- [Direction]:
Quote the entries that follow exactly, leaving none out.

▼

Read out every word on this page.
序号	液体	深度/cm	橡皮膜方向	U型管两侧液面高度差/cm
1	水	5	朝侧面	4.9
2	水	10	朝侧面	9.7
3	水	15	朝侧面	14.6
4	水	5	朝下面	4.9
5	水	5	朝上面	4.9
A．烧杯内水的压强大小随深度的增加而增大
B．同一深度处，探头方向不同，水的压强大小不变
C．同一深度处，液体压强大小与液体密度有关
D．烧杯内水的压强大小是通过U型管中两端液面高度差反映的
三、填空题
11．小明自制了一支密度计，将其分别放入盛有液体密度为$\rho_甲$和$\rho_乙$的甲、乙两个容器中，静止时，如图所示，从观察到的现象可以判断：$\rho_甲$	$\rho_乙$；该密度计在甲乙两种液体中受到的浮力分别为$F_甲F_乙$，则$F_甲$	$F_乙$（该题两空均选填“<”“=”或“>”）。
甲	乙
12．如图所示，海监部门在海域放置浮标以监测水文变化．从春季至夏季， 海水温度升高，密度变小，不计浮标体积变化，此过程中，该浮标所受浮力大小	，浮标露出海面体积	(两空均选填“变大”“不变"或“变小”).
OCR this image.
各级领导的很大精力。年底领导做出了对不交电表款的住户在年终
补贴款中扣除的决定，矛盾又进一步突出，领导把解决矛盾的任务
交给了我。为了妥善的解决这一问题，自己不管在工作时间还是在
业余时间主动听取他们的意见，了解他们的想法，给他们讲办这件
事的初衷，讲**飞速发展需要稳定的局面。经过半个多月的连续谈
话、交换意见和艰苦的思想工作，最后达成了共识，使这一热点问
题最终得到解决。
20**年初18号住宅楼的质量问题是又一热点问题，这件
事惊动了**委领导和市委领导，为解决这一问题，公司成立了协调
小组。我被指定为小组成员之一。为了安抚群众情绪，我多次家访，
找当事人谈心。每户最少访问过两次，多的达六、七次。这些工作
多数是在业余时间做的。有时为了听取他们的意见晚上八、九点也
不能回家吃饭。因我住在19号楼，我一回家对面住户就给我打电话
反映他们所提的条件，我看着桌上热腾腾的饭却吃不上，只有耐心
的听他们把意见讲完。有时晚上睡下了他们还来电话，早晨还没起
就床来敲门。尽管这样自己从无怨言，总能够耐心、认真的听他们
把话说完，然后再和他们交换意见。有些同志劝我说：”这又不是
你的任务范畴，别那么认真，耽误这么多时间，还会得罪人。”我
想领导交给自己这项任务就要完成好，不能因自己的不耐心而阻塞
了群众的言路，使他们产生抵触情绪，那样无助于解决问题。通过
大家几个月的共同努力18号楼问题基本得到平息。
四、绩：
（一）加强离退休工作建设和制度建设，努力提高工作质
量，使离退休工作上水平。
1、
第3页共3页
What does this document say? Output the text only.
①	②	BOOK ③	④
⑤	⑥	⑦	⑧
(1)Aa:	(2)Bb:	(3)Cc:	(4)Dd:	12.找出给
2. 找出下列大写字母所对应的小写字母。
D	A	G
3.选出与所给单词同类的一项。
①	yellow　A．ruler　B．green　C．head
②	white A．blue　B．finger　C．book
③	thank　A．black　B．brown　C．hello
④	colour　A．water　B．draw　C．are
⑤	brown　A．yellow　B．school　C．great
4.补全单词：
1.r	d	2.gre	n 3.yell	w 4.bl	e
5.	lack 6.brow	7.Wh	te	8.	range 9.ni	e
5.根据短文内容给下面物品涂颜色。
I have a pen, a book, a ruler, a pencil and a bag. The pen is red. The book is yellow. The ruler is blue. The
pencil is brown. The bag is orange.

▲

- [Solution to this task]:
Read out every word on this page.
序号	液体	深度/cm	橡皮膜方向	U型管两侧液面高度差/cm
1	水	5	朝侧面	4.9
2	水	10	朝侧面	9.7
3	水	15	朝侧面	14.6
4	水	5	朝下面	4.9
5	水	5	朝上面	4.9
A．烧杯内水的压强大小随深度的增加而增大
B．同一深度处，探头方向不同，水的压强大小不变
C．同一深度处，液体压强大小与液体密度有关
D．烧杯内水的压强大小是通过U型管中两端液面高度差反映的
三、填空题
11．小明自制了一支密度计，将其分别放入盛有液体密度为$\rho_甲$和$\rho_乙$的甲、乙两个容器中，静止时，如图所示，从观察到的现象可以判断：$\rho_甲$	$\rho_乙$；该密度计在甲乙两种液体中受到的浮力分别为$F_甲F_乙$，则$F_甲$	$F_乙$（该题两空均选填“<”“=”或“>”）。
甲	乙
12．如图所示，海监部门在海域放置浮标以监测水文变化．从春季至夏季， 海水温度升高，密度变小，不计浮标体积变化，此过程中，该浮标所受浮力大小	，浮标露出海面体积	(两空均选填“变大”“不变"或“变小”).
OCR this image.
各级领导的很大精力。年底领导做出了对不交电表款的住户在年终
补贴款中扣除的决定，矛盾又进一步突出，领导把解决矛盾的任务
交给了我。为了妥善的解决这一问题，自己不管在工作时间还是在
业余时间主动听取他们的意见，了解他们的想法，给他们讲办这件
事的初衷，讲**飞速发展需要稳定的局面。经过半个多月的连续谈
话、交换意见和艰苦的思想工作，最后达成了共识，使这一热点问
题最终得到解决。
20**年初18号住宅楼的质量问题是又一热点问题，这件
事惊动了**委领导和市委领导，为解决这一问题，公司成立了协调
小组。我被指定为小组成员之一。为了安抚群众情绪，我多次家访，
找当事人谈心。每户最少访问过两次，多的达六、七次。这些工作
多数是在业余时间做的。有时为了听取他们的意见晚上八、九点也
不能回家吃饭。因我住在19号楼，我一回家对面住户就给我打电话
反映他们所提的条件，我看着桌上热腾腾的饭却吃不上，只有耐心
的听他们把意见讲完。有时晚上睡下了他们还来电话，早晨还没起
就床来敲门。尽管这样自己从无怨言，总能够耐心、认真的听他们
把话说完，然后再和他们交换意见。有些同志劝我说：”这又不是
你的任务范畴，别那么认真，耽误这么多时间，还会得罪人。”我
想领导交给自己这项任务就要完成好，不能因自己的不耐心而阻塞
了群众的言路，使他们产生抵触情绪，那样无助于解决问题。通过
大家几个月的共同努力18号楼问题基本得到平息。
四、绩：
（一）加强离退休工作建设和制度建设，努力提高工作质
量，使离退休工作上水平。
1、
第3页共3页
What does this document say? Output the text only.
①	②	BOOK ③	④
⑤	⑥	⑦	⑧
(1)Aa:	(2)Bb:	(3)Cc:	(4)Dd:	12.找出给
2. 找出下列大写字母所对应的小写字母。
D	A	G
3.选出与所给单词同类的一项。
①	yellow　A．ruler　B．green　C．head
②	white A．blue　B．finger　C．book
③	thank　A．black　B．brown　C．hello
④	colour　A．water　B．draw　C．are
⑤	brown　A．yellow　B．school　C．great
4.补全单词：
1.r	d	2.gre	n 3.yell	w 4.bl	e
5.	lack 6.brow	7.Wh	te	8.	range 9.ni	e
5.根据短文内容给下面物品涂颜色。
I have a pen, a book, a ruler, a pencil and a bag. The pen is red. The book is yellow. The ruler is blue. The
pencil is brown. The bag is orange.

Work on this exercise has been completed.